- **WHAT NEEDS TO BE DONE**
Gather from the listing below each line that includes the word "Investment", and copy it.

— BEGIN MATERIAL FOR THIS TASK —

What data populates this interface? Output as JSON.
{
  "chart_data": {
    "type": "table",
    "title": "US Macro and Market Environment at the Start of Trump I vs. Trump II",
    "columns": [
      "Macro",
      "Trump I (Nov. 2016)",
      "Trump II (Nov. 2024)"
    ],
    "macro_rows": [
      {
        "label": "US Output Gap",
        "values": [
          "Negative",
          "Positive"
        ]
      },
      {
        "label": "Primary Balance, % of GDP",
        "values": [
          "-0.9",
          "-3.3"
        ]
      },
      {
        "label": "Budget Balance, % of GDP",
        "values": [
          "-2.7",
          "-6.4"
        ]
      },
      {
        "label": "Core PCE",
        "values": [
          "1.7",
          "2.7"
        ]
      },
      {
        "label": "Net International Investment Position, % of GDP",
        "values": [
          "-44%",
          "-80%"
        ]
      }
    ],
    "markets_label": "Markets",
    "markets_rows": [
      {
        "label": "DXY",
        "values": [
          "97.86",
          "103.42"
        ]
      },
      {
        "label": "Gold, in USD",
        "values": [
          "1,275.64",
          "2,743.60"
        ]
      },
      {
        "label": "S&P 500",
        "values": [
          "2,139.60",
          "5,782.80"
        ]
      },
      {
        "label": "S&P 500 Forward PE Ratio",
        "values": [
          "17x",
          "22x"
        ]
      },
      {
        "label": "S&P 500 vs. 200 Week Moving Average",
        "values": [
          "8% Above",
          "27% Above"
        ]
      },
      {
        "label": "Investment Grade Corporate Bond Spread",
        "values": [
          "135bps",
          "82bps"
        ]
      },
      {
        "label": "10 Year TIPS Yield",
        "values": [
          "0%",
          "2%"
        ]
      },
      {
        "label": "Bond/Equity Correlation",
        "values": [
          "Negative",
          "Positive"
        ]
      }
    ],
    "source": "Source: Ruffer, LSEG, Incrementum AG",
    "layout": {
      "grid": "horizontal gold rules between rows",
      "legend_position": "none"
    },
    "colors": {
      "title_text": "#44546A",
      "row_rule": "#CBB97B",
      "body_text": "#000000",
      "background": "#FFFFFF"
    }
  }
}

— END MATERIAL FOR THIS TASK —

- **WRITTEN SOLUTION**
        "label": "Net International Investment Position, % of GDP",
        "label": "Investment Grade Corporate Bond Spread",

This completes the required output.